— Start Text excerpt —
# Pay screw up



## PteAJL (17 Aug 2013)

So the 15 was pay day... I didnt get paid.

I talked to my course staff, apparently my route letter for the course didn't go through properly or some administrative screw up like that.
My course staff said that I would get a contingency payment next week. 
Not too sure what that is, would anyone mind telling me?


----------



## PuckChaser (17 Aug 2013)

Contingency payment just pays you the money early (for the days you worked since the course started), since normally you'd have to wait until the end of the month to get paid for that whole month if the clerks missed getting the route letter into the system in time.


----------



## The_Falcon (17 Aug 2013)

PteAJL said:
			
		

> So the 15 was pay day... I didnt get paid.
> 
> I talked to my course staff, apparently my route letter for the course didn't go through properly or some administrative screw up like that.
> My course staff said that I would get a contingency payment next week.
> Not too sure what that is, would anyone mind telling me?



Welcome to life in the Reserve.


----------



## armyvern (17 Aug 2013)

Bad News:  They can't fix BS like this that's been going on for years.  

_Good_ News:  We're getting pips & crowns.


----------



## dapaterson (17 Aug 2013)
— End Text excerpt —
— Start Supplied records —
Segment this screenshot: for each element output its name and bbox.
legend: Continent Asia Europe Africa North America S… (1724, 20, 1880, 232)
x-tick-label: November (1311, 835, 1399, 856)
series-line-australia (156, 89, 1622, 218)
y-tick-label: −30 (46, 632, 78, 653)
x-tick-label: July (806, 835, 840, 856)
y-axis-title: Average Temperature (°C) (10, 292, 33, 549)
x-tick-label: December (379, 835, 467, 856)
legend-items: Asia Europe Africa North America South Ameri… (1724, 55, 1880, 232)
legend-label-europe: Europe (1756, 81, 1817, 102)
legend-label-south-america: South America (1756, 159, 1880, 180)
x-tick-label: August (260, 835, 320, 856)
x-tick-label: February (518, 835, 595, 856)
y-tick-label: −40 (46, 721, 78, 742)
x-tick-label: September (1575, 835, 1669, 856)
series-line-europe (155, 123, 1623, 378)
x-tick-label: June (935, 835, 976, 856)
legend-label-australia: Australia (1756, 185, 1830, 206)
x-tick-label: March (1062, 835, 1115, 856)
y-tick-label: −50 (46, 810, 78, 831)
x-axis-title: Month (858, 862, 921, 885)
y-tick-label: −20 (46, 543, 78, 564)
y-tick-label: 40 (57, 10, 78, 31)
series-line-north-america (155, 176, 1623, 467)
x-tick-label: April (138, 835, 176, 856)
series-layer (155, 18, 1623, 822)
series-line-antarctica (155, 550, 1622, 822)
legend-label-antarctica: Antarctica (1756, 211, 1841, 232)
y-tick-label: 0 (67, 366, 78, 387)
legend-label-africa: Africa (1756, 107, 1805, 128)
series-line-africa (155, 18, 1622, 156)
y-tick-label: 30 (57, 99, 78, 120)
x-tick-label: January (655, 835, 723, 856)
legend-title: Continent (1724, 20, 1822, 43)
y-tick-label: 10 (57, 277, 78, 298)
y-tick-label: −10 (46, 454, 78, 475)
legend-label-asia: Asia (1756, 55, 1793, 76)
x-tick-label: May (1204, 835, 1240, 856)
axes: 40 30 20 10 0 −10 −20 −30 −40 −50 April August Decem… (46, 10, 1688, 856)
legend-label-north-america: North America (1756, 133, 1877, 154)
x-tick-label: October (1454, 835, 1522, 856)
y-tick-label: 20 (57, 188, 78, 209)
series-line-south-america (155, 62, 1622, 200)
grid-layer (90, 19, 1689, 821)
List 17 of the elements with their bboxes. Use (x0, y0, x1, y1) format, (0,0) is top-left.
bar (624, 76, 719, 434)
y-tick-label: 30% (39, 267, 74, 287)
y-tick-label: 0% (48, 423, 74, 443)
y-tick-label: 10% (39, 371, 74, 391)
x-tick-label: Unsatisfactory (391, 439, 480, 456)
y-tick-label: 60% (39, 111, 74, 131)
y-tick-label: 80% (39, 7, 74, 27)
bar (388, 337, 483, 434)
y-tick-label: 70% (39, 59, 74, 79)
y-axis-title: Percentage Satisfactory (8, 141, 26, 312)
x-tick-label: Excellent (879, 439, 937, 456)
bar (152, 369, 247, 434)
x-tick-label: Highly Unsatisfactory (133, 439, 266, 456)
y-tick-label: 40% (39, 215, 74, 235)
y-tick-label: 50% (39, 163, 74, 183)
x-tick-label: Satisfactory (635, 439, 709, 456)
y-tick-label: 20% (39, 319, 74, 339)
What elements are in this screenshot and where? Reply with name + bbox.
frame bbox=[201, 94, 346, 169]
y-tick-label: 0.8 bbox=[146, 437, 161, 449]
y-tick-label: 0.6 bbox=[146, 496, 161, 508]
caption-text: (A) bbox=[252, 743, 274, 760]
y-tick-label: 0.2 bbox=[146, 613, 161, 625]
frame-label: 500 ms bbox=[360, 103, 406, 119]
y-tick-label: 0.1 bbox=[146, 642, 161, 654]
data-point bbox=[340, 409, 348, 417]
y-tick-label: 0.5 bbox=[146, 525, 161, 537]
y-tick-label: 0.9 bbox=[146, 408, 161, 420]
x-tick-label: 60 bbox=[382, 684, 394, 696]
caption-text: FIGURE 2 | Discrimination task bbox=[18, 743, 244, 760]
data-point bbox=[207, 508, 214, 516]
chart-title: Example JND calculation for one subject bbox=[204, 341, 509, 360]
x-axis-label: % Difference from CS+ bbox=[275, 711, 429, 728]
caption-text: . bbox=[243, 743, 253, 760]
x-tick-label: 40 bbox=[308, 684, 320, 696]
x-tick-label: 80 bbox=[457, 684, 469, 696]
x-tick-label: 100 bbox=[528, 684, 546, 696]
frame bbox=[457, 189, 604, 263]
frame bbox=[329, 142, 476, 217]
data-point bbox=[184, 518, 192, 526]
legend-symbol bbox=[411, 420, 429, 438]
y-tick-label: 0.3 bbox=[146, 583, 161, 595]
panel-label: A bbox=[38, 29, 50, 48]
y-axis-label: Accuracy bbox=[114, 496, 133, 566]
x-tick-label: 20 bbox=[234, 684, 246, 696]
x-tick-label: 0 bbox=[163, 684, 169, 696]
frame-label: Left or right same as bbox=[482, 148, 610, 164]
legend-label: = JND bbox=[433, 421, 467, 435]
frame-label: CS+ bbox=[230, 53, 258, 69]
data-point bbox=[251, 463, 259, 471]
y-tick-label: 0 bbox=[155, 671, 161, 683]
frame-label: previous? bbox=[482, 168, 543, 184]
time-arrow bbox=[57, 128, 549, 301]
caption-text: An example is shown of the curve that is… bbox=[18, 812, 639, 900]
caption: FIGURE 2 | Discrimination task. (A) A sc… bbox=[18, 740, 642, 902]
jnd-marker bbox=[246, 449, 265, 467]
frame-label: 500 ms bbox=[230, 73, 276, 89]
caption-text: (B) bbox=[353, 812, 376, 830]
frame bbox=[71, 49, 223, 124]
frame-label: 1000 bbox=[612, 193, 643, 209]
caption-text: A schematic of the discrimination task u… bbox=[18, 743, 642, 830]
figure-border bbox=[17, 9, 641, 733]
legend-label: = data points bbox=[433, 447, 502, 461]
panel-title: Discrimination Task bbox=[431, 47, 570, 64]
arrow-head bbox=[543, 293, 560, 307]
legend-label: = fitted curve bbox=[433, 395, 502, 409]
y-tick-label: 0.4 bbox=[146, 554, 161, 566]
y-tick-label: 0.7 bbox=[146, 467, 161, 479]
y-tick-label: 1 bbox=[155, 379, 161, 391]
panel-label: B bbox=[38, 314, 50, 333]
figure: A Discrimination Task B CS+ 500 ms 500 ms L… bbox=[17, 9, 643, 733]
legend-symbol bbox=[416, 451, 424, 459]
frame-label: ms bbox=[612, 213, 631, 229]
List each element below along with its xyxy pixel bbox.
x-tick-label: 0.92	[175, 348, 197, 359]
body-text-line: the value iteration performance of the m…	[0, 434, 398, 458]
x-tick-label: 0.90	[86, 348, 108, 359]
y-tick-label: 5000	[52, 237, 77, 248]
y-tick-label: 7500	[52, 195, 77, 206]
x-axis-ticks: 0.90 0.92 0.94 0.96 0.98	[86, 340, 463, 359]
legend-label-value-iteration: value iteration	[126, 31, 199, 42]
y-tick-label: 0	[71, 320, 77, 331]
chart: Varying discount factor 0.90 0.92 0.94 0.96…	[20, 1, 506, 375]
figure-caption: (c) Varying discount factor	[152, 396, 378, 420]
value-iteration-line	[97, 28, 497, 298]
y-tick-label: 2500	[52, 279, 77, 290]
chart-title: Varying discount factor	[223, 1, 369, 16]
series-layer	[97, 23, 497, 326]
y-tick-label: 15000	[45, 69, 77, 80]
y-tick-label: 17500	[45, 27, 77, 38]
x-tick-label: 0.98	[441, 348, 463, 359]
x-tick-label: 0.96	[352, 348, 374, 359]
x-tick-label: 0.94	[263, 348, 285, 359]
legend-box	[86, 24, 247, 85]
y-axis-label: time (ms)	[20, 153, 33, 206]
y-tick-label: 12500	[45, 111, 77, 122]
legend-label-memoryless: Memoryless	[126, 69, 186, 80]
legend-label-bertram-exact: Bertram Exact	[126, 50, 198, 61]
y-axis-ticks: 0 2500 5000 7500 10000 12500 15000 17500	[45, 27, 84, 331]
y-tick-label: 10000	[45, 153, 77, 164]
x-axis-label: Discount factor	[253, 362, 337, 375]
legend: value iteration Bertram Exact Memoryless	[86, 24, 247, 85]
— End Supplied records —
**Objective:** Continue the forum thread about the missed pay day, picking up right after its final line.

**Solved exercise:**
New pay system is due to be in place for 2017 - a single pay system for both Reg and Res.


----------



## Occam (17 Aug 2013)

dapaterson said:
			
		

> New pay system is due to be in place for 2017 - a single pay system for both Reg and Res.



CCPS Mk XXVII?


----------



## dapaterson (17 Aug 2013)

MPMCT is going to deliver a COTS payroll system.


----------



## The_Falcon (17 Aug 2013)

ArmyVern said:
			
		

> Bad News:  They can't fix BS like this that's been going on for years.
> 
> _Good_ News:  We're getting pips & crowns.



I read something (before I got out), that the powers that be were looking at updating the pay system (ie integrating RPSR/CCPS and modernizing it to say Window XP from it's current DOS base), sometime around 2015.


----------



## Occam (17 Aug 2013)

Hatchet Man said:
			
		

> I read something (before I got out), that the powers that be were looking at updating the pay system (ie integrating RPSR/CCPS and modernizing it to say Window XP from it's current DOS base), sometime around 2015.



Just in time for the rollout of Windows 7 across the DWAN!


----------



## 421_434_226 (17 Aug 2013)

Found out on the 15th that I am not even in the pay system yet, not really surprising, told it "should" be fixed within another 15 to 45 days, till then manual pay each pay day at 3 pay incentives below my present level and base not spec 1 so they do not miscalculate and  over pay me. oh well


----------



## Old EO Tech (17 Aug 2013)

dapaterson said:
			
		

> MPMCT is going to deliver a COTS payroll system.



We have needed a new pay system since the SCONDVA report(s) in the 90's identified that we all wanted to get paid every two weeks, not twice a month, like everyone else.  But that this required new pay software.  So it's only been over 15 years and we are finally modernizing our pay system ....

Jon


----------



## PuckChaser (17 Aug 2013)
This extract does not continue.